--- Begin ---
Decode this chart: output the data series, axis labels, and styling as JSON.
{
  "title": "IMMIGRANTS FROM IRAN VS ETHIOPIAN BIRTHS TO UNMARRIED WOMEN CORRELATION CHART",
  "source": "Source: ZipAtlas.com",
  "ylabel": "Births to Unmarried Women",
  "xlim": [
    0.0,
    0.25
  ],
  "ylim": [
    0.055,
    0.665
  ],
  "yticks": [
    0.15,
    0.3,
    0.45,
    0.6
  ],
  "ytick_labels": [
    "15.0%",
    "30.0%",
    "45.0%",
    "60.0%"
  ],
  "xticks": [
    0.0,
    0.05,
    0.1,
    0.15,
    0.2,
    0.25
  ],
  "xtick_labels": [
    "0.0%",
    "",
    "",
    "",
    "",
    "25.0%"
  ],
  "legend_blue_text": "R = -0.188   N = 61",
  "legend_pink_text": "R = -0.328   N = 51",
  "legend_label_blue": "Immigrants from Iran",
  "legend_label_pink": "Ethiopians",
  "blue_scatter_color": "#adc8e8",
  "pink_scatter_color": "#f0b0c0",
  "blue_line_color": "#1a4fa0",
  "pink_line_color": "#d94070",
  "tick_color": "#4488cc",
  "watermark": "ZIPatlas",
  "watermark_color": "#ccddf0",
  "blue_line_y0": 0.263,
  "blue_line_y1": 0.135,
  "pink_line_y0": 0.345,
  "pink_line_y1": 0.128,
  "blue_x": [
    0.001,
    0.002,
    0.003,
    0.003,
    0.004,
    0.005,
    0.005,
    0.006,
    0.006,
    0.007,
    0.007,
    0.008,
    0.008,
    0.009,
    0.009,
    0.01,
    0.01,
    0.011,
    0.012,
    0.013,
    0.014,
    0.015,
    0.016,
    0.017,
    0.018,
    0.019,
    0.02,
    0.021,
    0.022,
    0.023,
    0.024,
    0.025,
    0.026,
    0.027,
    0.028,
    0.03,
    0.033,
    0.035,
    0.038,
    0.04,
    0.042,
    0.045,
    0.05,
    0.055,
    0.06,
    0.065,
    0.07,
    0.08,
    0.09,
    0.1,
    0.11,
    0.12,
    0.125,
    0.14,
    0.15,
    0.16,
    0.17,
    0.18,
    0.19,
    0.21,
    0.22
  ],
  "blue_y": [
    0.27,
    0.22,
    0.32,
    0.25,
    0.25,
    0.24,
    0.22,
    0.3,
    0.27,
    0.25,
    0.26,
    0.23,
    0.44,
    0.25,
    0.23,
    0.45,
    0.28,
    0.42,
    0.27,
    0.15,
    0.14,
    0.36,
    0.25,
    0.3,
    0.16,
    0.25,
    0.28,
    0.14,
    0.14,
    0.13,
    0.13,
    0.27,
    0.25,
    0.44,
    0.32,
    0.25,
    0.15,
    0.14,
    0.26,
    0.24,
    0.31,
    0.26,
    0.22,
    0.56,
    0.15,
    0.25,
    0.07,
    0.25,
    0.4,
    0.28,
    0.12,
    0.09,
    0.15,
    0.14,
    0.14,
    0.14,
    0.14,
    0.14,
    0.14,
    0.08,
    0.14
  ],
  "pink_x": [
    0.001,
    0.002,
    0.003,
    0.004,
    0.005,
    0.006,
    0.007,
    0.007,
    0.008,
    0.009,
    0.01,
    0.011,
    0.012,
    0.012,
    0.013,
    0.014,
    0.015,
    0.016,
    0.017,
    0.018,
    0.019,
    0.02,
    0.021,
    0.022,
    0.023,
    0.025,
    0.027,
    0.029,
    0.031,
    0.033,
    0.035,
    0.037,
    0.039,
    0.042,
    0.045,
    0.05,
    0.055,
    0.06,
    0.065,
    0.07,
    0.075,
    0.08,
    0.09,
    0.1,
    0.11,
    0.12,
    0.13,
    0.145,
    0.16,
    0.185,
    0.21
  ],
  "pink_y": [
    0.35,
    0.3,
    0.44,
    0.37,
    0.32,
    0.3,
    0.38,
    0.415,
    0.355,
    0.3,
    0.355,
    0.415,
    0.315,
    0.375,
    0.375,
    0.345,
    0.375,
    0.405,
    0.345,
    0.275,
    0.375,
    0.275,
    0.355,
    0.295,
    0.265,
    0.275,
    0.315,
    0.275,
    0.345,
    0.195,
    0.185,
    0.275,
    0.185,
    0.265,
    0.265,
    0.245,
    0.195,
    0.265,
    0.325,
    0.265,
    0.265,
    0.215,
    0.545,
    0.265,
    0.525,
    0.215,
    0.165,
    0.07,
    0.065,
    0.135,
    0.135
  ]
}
--- End ---
**Problem:**
Write out the whole listing exactly.

**Result:**
Decode this chart: output the data series, axis labels, and styling as JSON.
{
  "title": "IMMIGRANTS FROM IRAN VS ETHIOPIAN BIRTHS TO UNMARRIED WOMEN CORRELATION CHART",
  "source": "Source: ZipAtlas.com",
  "ylabel": "Births to Unmarried Women",
  "xlim": [
    0.0,
    0.25
  ],
  "ylim": [
    0.055,
    0.665
  ],
  "yticks": [
    0.15,
    0.3,
    0.45,
    0.6
  ],
  "ytick_labels": [
    "15.0%",
    "30.0%",
    "45.0%",
    "60.0%"
  ],
  "xticks": [
    0.0,
    0.05,
    0.1,
    0.15,
    0.2,
    0.25
  ],
  "xtick_labels": [
    "0.0%",
    "",
    "",
    "",
    "",
    "25.0%"
  ],
  "legend_blue_text": "R = -0.188   N = 61",
  "legend_pink_text": "R = -0.328   N = 51",
  "legend_label_blue": "Immigrants from Iran",
  "legend_label_pink": "Ethiopians",
  "blue_scatter_color": "#adc8e8",
  "pink_scatter_color": "#f0b0c0",
  "blue_line_color": "#1a4fa0",
  "pink_line_color": "#d94070",
  "tick_color": "#4488cc",
  "watermark": "ZIPatlas",
  "watermark_color": "#ccddf0",
  "blue_line_y0": 0.263,
  "blue_line_y1": 0.135,
  "pink_line_y0": 0.345,
  "pink_line_y1": 0.128,
  "blue_x": [
    0.001,
    0.002,
    0.003,
    0.003,
    0.004,
    0.005,
    0.005,
    0.006,
    0.006,
    0.007,
    0.007,
    0.008,
    0.008,
    0.009,
    0.009,
    0.01,
    0.01,
    0.011,
    0.012,
    0.013,
    0.014,
    0.015,
    0.016,
    0.017,
    0.018,
    0.019,
    0.02,
    0.021,
    0.022,
    0.023,
    0.024,
    0.025,
    0.026,
    0.027,
    0.028,
    0.03,
    0.033,
    0.035,
    0.038,
    0.04,
    0.042,
    0.045,
    0.05,
    0.055,
    0.06,
    0.065,
    0.07,
    0.08,
    0.09,
    0.1,
    0.11,
    0.12,
    0.125,
    0.14,
    0.15,
    0.16,
    0.17,
    0.18,
    0.19,
    0.21,
    0.22
  ],
  "blue_y": [
    0.27,
    0.22,
    0.32,
    0.25,
    0.25,
    0.24,
    0.22,
    0.3,
    0.27,
    0.25,
    0.26,
    0.23,
    0.44,
    0.25,
    0.23,
    0.45,
    0.28,
    0.42,
    0.27,
    0.15,
    0.14,
    0.36,
    0.25,
    0.3,
    0.16,
    0.25,
    0.28,
    0.14,
    0.14,
    0.13,
    0.13,
    0.27,
    0.25,
    0.44,
    0.32,
    0.25,
    0.15,
    0.14,
    0.26,
    0.24,
    0.31,
    0.26,
    0.22,
    0.56,
    0.15,
    0.25,
    0.07,
    0.25,
    0.4,
    0.28,
    0.12,
    0.09,
    0.15,
    0.14,
    0.14,
    0.14,
    0.14,
    0.14,
    0.14,
    0.08,
    0.14
  ],
  "pink_x": [
    0.001,
    0.002,
    0.003,
    0.004,
    0.005,
    0.006,
    0.007,
    0.007,
    0.008,
    0.009,
    0.01,
    0.011,
    0.012,
    0.012,
    0.013,
    0.014,
    0.015,
    0.016,
    0.017,
    0.018,
    0.019,
    0.02,
    0.021,
    0.022,
    0.023,
    0.025,
    0.027,
    0.029,
    0.031,
    0.033,
    0.035,
    0.037,
    0.039,
    0.042,
    0.045,
    0.05,
    0.055,
    0.06,
    0.065,
    0.07,
    0.075,
    0.08,
    0.09,
    0.1,
    0.11,
    0.12,
    0.13,
    0.145,
    0.16,
    0.185,
    0.21
  ],
  "pink_y": [
    0.35,
    0.3,
    0.44,
    0.37,
    0.32,
    0.3,
    0.38,
    0.415,
    0.355,
    0.3,
    0.355,
    0.415,
    0.315,
    0.375,
    0.375,
    0.345,
    0.375,
    0.405,
    0.345,
    0.275,
    0.375,
    0.275,
    0.355,
    0.295,
    0.265,
    0.275,
    0.315,
    0.275,
    0.345,
    0.195,
    0.185,
    0.275,
    0.185,
    0.265,
    0.265,
    0.245,
    0.195,
    0.265,
    0.325,
    0.265,
    0.265,
    0.215,
    0.545,
    0.265,
    0.525,
    0.215,
    0.165,
    0.07,
    0.065,
    0.135,
    0.135
  ]
}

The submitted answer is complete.